[Work to complete]
Please give the listing underneath again, exactly as shown.

+++ Given data

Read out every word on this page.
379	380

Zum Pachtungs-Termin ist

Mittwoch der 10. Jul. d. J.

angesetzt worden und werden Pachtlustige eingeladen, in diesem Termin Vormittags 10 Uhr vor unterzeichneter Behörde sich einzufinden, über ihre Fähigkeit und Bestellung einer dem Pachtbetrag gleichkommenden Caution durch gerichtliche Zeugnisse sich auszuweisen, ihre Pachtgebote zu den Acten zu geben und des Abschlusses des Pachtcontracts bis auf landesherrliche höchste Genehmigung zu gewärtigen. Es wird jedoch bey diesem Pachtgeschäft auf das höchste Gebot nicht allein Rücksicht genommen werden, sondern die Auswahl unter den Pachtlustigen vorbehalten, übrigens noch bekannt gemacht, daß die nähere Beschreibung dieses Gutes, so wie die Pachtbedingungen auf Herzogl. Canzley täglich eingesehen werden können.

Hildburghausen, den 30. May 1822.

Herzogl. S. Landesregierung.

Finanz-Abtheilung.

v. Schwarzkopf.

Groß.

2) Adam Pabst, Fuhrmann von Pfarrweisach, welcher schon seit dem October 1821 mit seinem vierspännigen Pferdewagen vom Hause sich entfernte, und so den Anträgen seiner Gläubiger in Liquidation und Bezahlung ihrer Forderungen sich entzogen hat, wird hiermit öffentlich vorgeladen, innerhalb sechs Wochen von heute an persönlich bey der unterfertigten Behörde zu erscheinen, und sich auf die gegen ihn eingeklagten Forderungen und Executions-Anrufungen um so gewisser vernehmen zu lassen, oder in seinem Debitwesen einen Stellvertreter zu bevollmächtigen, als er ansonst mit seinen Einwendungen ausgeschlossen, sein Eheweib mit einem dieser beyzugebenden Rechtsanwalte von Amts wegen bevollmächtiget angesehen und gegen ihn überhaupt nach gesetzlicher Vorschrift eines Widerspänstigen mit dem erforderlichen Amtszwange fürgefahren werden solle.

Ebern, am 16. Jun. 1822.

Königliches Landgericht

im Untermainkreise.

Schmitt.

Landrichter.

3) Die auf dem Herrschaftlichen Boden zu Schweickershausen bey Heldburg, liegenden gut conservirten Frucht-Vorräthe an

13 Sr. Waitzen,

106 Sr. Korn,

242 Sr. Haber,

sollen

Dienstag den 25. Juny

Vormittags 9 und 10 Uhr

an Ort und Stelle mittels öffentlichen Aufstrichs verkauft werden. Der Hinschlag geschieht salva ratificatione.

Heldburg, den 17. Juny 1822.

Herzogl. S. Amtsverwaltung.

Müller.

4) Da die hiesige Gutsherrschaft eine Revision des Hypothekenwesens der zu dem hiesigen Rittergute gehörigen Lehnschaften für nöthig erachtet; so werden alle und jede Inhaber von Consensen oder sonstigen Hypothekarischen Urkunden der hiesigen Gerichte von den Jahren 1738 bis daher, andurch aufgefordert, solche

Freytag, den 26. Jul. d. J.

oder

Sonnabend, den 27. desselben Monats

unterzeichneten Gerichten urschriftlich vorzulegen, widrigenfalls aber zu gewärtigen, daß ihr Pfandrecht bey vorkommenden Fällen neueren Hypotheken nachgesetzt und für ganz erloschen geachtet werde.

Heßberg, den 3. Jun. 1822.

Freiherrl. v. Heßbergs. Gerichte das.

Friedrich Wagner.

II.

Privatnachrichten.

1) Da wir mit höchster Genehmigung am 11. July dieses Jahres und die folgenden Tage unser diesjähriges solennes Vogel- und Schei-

++++++

[Written response]
Read out every word on this page.
379	380

Zum Pachtungs-Termin ist

Mittwoch der 10. Jul. d. J.

angesetzt worden und werden Pachtlustige eingeladen, in diesem Termin Vormittags 10 Uhr vor unterzeichneter Behörde sich einzufinden, über ihre Fähigkeit und Bestellung einer dem Pachtbetrag gleichkommenden Caution durch gerichtliche Zeugnisse sich auszuweisen, ihre Pachtgebote zu den Acten zu geben und des Abschlusses des Pachtcontracts bis auf landesherrliche höchste Genehmigung zu gewärtigen. Es wird jedoch bey diesem Pachtgeschäft auf das höchste Gebot nicht allein Rücksicht genommen werden, sondern die Auswahl unter den Pachtlustigen vorbehalten, übrigens noch bekannt gemacht, daß die nähere Beschreibung dieses Gutes, so wie die Pachtbedingungen auf Herzogl. Canzley täglich eingesehen werden können.

Hildburghausen, den 30. May 1822.

Herzogl. S. Landesregierung.

Finanz-Abtheilung.

v. Schwarzkopf.

Groß.

2) Adam Pabst, Fuhrmann von Pfarrweisach, welcher schon seit dem October 1821 mit seinem vierspännigen Pferdewagen vom Hause sich entfernte, und so den Anträgen seiner Gläubiger in Liquidation und Bezahlung ihrer Forderungen sich entzogen hat, wird hiermit öffentlich vorgeladen, innerhalb sechs Wochen von heute an persönlich bey der unterfertigten Behörde zu erscheinen, und sich auf die gegen ihn eingeklagten Forderungen und Executions-Anrufungen um so gewisser vernehmen zu lassen, oder in seinem Debitwesen einen Stellvertreter zu bevollmächtigen, als er ansonst mit seinen Einwendungen ausgeschlossen, sein Eheweib mit einem dieser beyzugebenden Rechtsanwalte von Amts wegen bevollmächtiget angesehen und gegen ihn überhaupt nach gesetzlicher Vorschrift eines Widerspänstigen mit dem erforderlichen Amtszwange fürgefahren werden solle.

Ebern, am 16. Jun. 1822.

Königliches Landgericht

im Untermainkreise.

Schmitt.

Landrichter.

3) Die auf dem Herrschaftlichen Boden zu Schweickershausen bey Heldburg, liegenden gut conservirten Frucht-Vorräthe an

13 Sr. Waitzen,

106 Sr. Korn,

242 Sr. Haber,

sollen

Dienstag den 25. Juny

Vormittags 9 und 10 Uhr

an Ort und Stelle mittels öffentlichen Aufstrichs verkauft werden. Der Hinschlag geschieht salva ratificatione.

Heldburg, den 17. Juny 1822.

Herzogl. S. Amtsverwaltung.

Müller.

4) Da die hiesige Gutsherrschaft eine Revision des Hypothekenwesens der zu dem hiesigen Rittergute gehörigen Lehnschaften für nöthig erachtet; so werden alle und jede Inhaber von Consensen oder sonstigen Hypothekarischen Urkunden der hiesigen Gerichte von den Jahren 1738 bis daher, andurch aufgefordert, solche

Freytag, den 26. Jul. d. J.

oder

Sonnabend, den 27. desselben Monats

unterzeichneten Gerichten urschriftlich vorzulegen, widrigenfalls aber zu gewärtigen, daß ihr Pfandrecht bey vorkommenden Fällen neueren Hypotheken nachgesetzt und für ganz erloschen geachtet werde.

Heßberg, den 3. Jun. 1822.

Freiherrl. v. Heßbergs. Gerichte das.

Friedrich Wagner.

II.

Privatnachrichten.

1) Da wir mit höchster Genehmigung am 11. July dieses Jahres und die folgenden Tage unser diesjähriges solennes Vogel- und Schei-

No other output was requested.